> [INPUT MATERIAL]:
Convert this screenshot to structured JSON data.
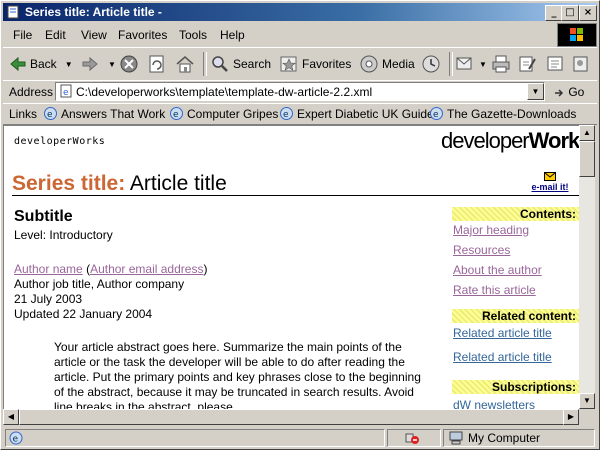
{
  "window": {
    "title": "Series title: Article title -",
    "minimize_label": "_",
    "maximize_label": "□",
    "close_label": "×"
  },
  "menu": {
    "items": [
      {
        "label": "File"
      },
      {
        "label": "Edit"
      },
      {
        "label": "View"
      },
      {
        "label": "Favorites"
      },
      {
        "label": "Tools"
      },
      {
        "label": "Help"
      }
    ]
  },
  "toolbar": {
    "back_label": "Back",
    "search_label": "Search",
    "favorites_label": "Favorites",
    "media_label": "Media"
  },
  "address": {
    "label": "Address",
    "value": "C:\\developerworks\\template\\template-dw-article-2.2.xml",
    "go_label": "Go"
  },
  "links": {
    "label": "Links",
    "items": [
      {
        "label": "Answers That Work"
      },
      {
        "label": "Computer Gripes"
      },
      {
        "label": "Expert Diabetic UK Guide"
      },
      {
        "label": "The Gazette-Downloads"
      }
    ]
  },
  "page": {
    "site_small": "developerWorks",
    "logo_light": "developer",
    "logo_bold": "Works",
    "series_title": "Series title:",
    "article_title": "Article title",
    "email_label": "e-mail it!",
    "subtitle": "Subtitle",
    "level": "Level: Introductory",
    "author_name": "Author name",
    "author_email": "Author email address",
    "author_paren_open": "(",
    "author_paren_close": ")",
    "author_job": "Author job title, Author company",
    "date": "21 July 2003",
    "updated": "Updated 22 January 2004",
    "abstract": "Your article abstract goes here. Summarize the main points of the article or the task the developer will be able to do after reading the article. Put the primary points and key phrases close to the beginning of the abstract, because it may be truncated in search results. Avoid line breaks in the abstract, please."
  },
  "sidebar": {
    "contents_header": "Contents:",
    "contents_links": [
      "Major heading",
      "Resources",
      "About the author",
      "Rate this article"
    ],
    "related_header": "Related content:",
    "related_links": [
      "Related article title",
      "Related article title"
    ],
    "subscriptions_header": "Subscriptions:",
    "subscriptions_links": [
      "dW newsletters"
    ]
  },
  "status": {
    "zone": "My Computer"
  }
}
* * *
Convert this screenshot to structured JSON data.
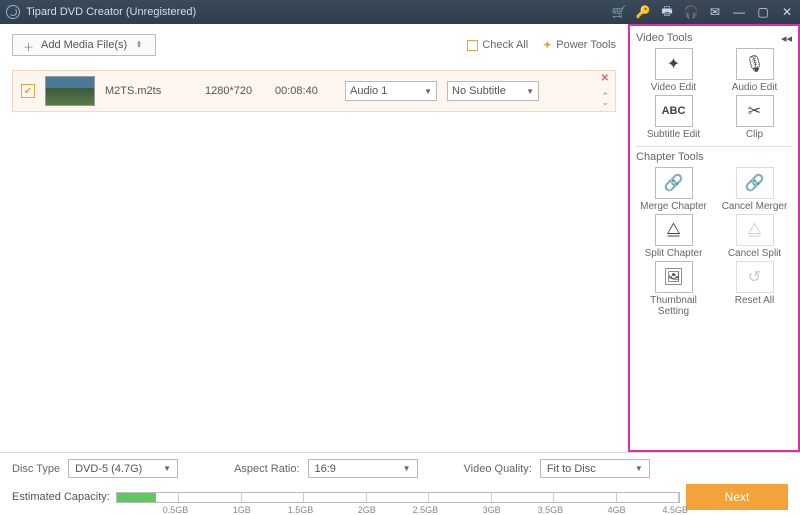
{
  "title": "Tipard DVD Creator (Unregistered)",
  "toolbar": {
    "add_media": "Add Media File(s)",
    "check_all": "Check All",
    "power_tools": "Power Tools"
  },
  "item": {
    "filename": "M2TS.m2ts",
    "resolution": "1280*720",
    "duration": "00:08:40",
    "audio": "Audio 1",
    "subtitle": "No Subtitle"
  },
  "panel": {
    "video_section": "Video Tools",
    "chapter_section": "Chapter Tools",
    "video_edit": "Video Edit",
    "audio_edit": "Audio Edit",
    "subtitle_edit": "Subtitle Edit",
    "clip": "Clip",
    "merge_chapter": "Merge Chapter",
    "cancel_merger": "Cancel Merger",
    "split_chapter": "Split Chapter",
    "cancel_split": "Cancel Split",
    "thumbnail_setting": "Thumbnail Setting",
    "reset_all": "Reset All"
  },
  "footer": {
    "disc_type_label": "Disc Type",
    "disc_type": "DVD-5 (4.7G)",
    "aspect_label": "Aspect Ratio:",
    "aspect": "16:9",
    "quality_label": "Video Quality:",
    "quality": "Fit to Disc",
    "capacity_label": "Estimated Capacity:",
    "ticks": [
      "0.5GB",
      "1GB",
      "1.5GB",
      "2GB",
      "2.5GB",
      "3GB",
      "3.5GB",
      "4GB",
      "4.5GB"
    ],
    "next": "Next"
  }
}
--
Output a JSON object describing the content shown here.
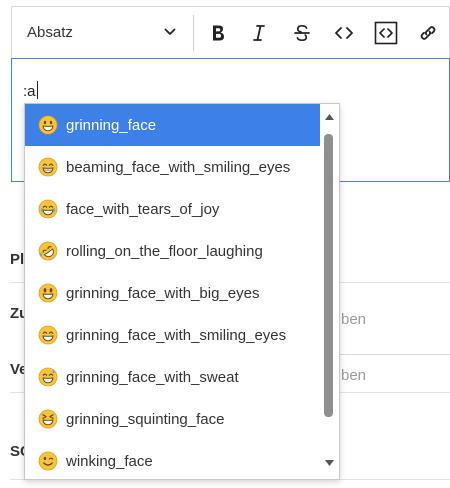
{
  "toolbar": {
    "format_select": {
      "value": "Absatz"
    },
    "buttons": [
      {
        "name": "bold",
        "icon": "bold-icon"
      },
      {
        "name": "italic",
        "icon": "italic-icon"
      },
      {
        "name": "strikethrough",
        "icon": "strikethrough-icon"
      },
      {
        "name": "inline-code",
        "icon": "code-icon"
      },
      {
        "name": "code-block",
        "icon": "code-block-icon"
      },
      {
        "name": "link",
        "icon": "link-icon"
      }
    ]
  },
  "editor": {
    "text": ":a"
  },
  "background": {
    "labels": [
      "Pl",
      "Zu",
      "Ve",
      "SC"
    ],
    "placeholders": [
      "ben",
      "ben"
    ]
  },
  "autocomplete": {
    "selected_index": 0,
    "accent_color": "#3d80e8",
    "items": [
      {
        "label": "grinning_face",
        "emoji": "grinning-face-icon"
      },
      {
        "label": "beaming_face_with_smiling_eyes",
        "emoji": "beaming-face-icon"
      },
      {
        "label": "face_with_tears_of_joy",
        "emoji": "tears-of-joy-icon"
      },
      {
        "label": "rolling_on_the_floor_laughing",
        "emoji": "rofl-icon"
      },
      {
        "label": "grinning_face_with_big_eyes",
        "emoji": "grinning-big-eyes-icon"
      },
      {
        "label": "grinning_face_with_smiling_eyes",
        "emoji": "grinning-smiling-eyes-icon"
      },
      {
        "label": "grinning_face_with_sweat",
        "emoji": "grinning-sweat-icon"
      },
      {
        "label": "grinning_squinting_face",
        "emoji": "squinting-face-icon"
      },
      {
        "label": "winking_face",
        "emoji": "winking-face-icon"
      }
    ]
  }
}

> [WHAT THE EXERCISE ASKS]: Where does the word "Computer" appear in the listing? List each line that holds it.

> [ANSWER FOR THE TASK]:
        "label": "Computer Gripes"
    "zone": "My Computer"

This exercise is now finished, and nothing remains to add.